- **Your objective**
Read through the data and report every line in which the word "плазменных" occurs.

- **Dataset**
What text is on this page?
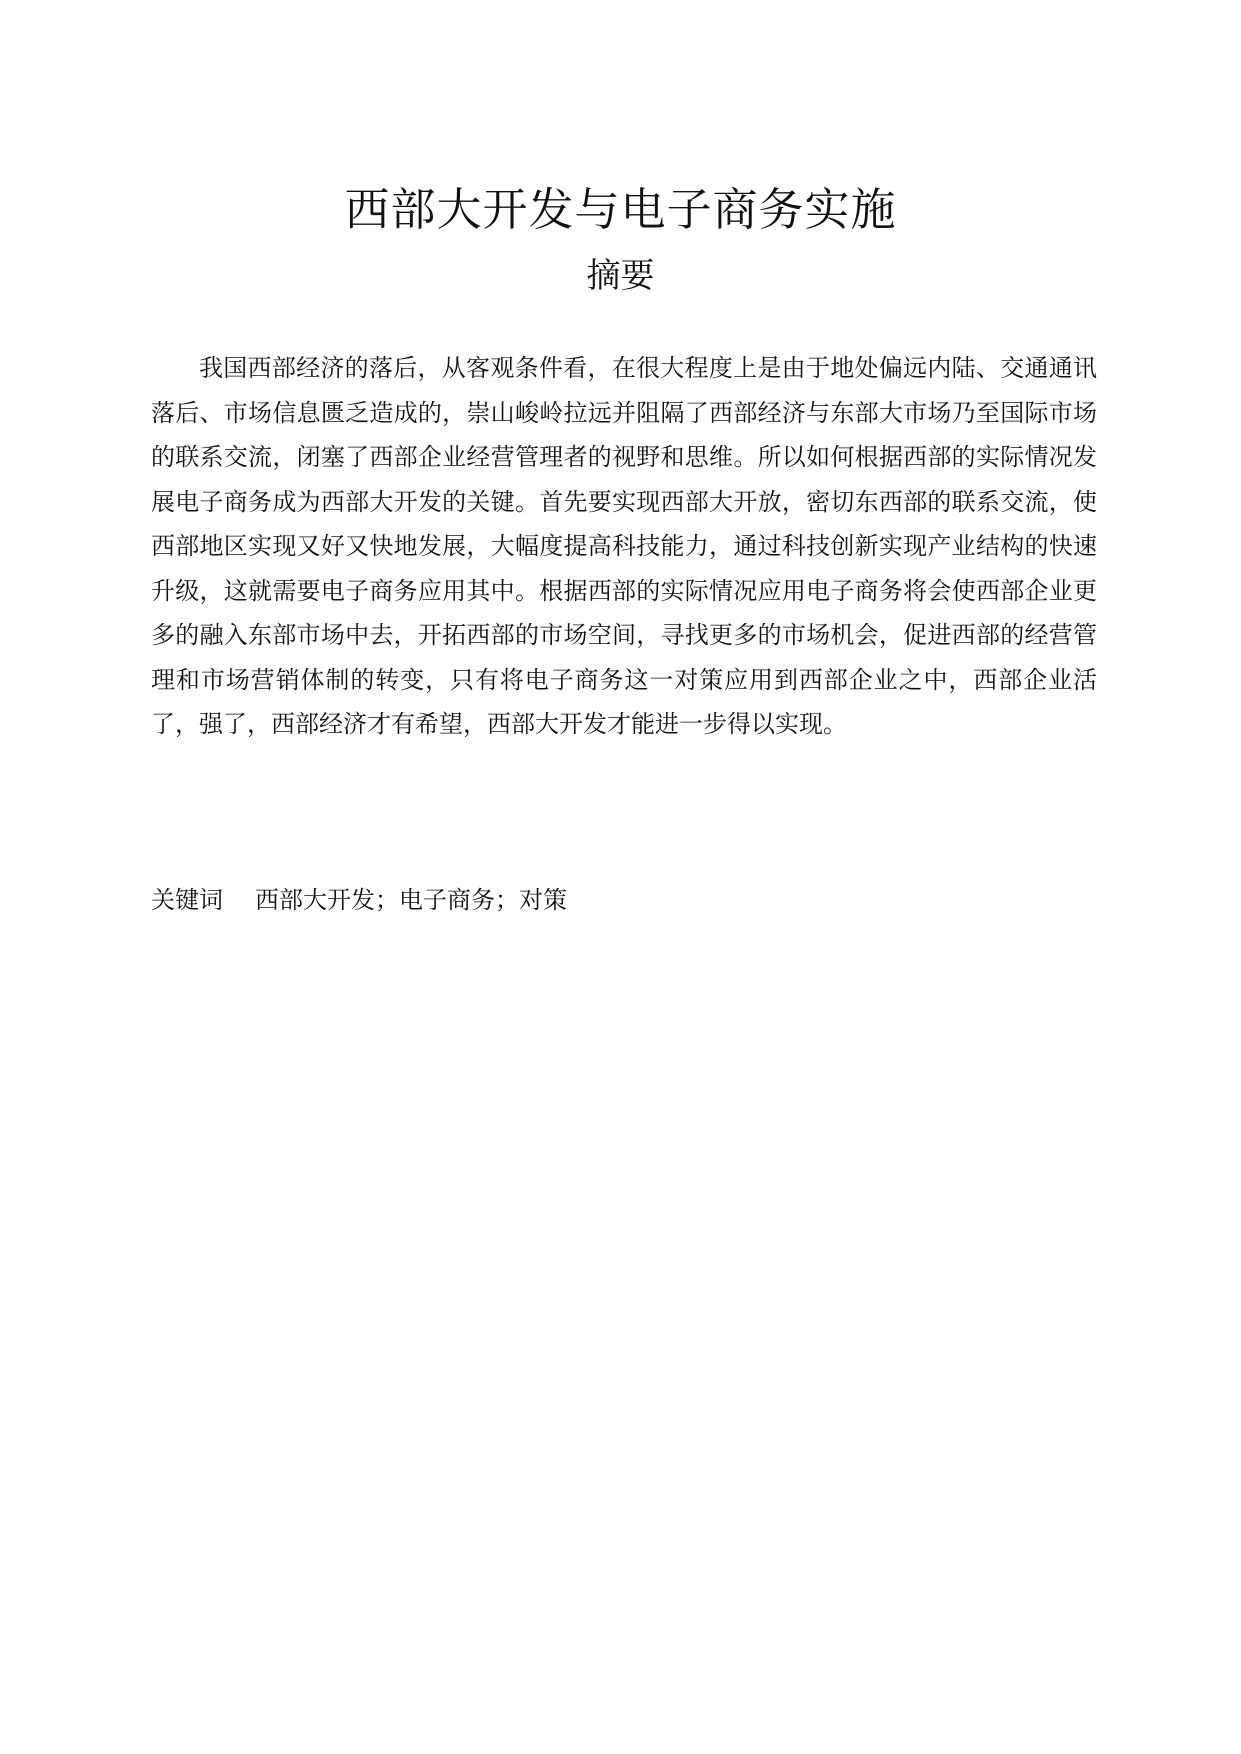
西部大开发与电子商务实施
摘要

我国西部经济的落后，从客观条件看，在很大程度上是由于地处偏远内陆、交通通讯落后、市场信息匮乏造成的，崇山峻岭拉远并阻隔了西部经济与东部大市场乃至国际市场的联系交流，闭塞了西部企业经营管理者的视野和思维。所以如何根据西部的实际情况发展电子商务成为西部大开发的关键。首先要实现西部大开放，密切东西部的联系交流，使西部地区实现又好又快地发展，大幅度提高科技能力，通过科技创新实现产业结构的快速升级，这就需要电子商务应用其中。根据西部的实际情况应用电子商务将会使西部企业更多的融入东部市场中去，开拓西部的市场空间，寻找更多的市场机会，促进西部的经营管理和市场营销体制的转变，只有将电子商务这一对策应用到西部企业之中，西部企业活了，强了，西部经济才有希望，西部大开发才能进一步得以实现。

关键词 西部大开发；电子商务；对策
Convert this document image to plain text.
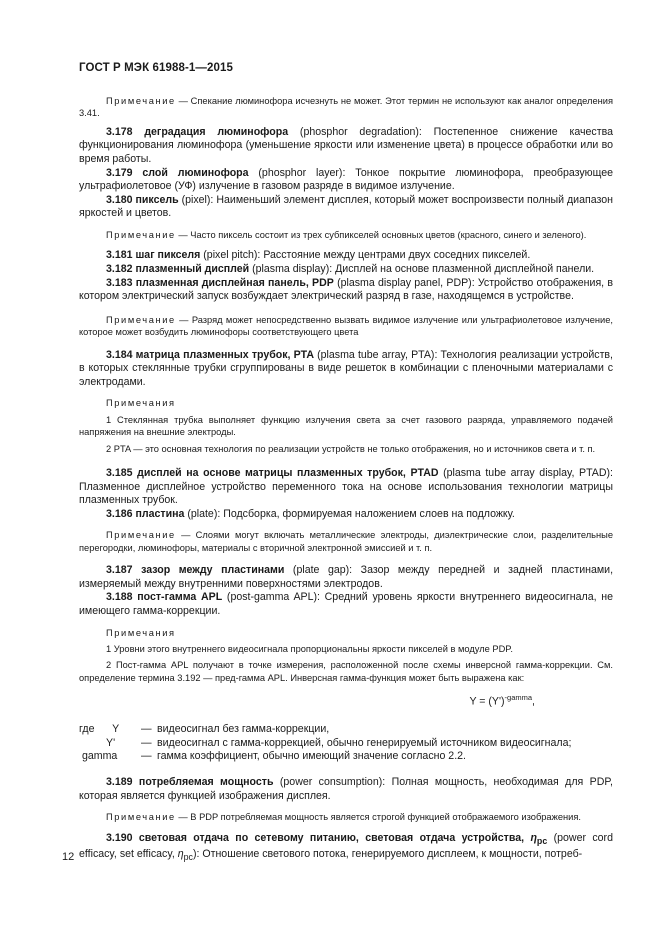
ГОСТ Р МЭК 61988-1—2015

Примечание — Спекание люминофора исчезнуть не может. Этот термин не используют как аналог определения 3.41.

3.178 деградация люминофора (phosphor degradation): Постепенное снижение качества функционирования люминофора (уменьшение яркости или изменение цвета) в процессе обработки или во время работы.

3.179 слой люминофора (phosphor layer): Тонкое покрытие люминофора, преобразующее ультрафиолетовое (УФ) излучение в газовом разряде в видимое излучение.

3.180 пиксель (pixel): Наименьший элемент дисплея, который может воспроизвести полный диапазон яркостей и цветов.

Примечание — Часто пиксель состоит из трех субпикселей основных цветов (красного, синего и зеленого).

3.181 шаг пикселя (pixel pitch): Расстояние между центрами двух соседних пикселей.

3.182 плазменный дисплей (plasma display): Дисплей на основе плазменной дисплейной панели.

3.183 плазменная дисплейная панель, PDP (plasma display panel, PDP): Устройство отображения, в котором электрический запуск возбуждает электрический разряд в газе, находящемся в устройстве.

Примечание — Разряд может непосредственно вызвать видимое излучение или ультрафиолетовое излучение, которое может возбудить люминофоры соответствующего цвета

3.184 матрица плазменных трубок, PTA (plasma tube array, PTA): Технология реализации устройств, в которых стеклянные трубки сгруппированы в виде решеток в комбинации с пленочными материалами с электродами.

Примечания

1 Стеклянная трубка выполняет функцию излучения света за счет газового разряда, управляемого подачей напряжения на внешние электроды.

2 PTA — это основная технология по реализации устройств не только отображения, но и источников света и т. п.

3.185 дисплей на основе матрицы плазменных трубок, PTAD (plasma tube array display, PTAD): Плазменное дисплейное устройство переменного тока на основе использования технологии матрицы плазменных трубок.

3.186 пластина (plate): Подсборка, формируемая наложением слоев на подложку.

Примечание — Слоями могут включать металлические электроды, диэлектрические слои, разделительные перегородки, люминофоры, материалы с вторичной электронной эмиссией и т. п.

3.187 зазор между пластинами (plate gap): Зазор между передней и задней пластинами, измеряемый между внутренними поверхностями электродов.

3.188 пост-гамма APL (post-gamma APL): Средний уровень яркости внутреннего видеосигнала, не имеющего гамма-коррекции.

Примечания

1 Уровни этого внутреннего видеосигнала пропорциональны яркости пикселей в модуле PDP.

2 Пост-гамма APL получают в точке измерения, расположенной после схемы инверсной гамма-коррекции. См. определение термина 3.192 — пред-гамма APL. Инверсная гамма-функция может быть выражена как:

$Y = (Y')^{-gamma}$,
где Y	— видеосигнал без гамма-коррекции,
Y'	— видеосигнал с гамма-коррекцией, обычно генерируемый источником видеосигнала;
gamma	— гамма коэффициент, обычно имеющий значение согласно 2.2.

3.189 потребляемая мощность (power consumption): Полная мощность, необходимая для PDP, которая является функцией изображения дисплея.

Примечание — В PDP потребляемая мощность является строгой функцией отображаемого изображения.

3.190 световая отдача по сетевому питанию, световая отдача устройства, $\eta_{pc}$ (power cord efficacy, set efficacy, $\eta_{pc}$): Отношение светового потока, генерируемого дисплеем, к мощности, потреб-

12
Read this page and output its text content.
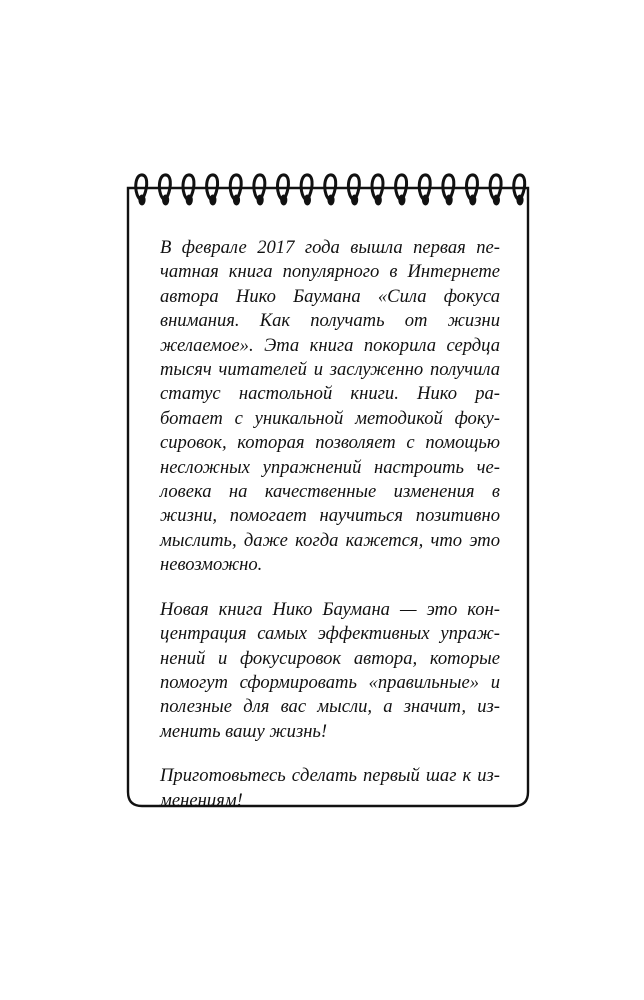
В феврале 2017 года вышла первая печатная книга популярного в Интернете автора Нико Баумана «Сила фокуса внимания. Как получать от жизни желаемое». Эта книга покорила сердца тысяч читателей и заслуженно получила статус настольной книги. Нико работает с уникальной методикой фокусировок, которая позволяет с помощью несложных упражнений настроить человека на качественные изменения в жизни, помогает научиться позитивно мыслить, даже когда кажется, что это невозможно.

Новая книга Нико Баумана — это концентрация самых эффективных упражнений и фокусировок автора, которые помогут сформировать «правильные» и полезные для вас мысли, а значит, изменить вашу жизнь!

Приготовьтесь сделать первый шаг к изменениям!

- **Written response**
3.184 матрица плазменных трубок, PTA (plasma tube array, PTA): Технология реализации устройств, в которых стеклянные трубки сгруппированы в виде решеток в комбинации с пленочными материалами с электродами.
3.185 дисплей на основе матрицы плазменных трубок, PTAD (plasma tube array display, PTAD): Плазменное дисплейное устройство переменного тока на основе использования технологии матрицы плазменных трубок.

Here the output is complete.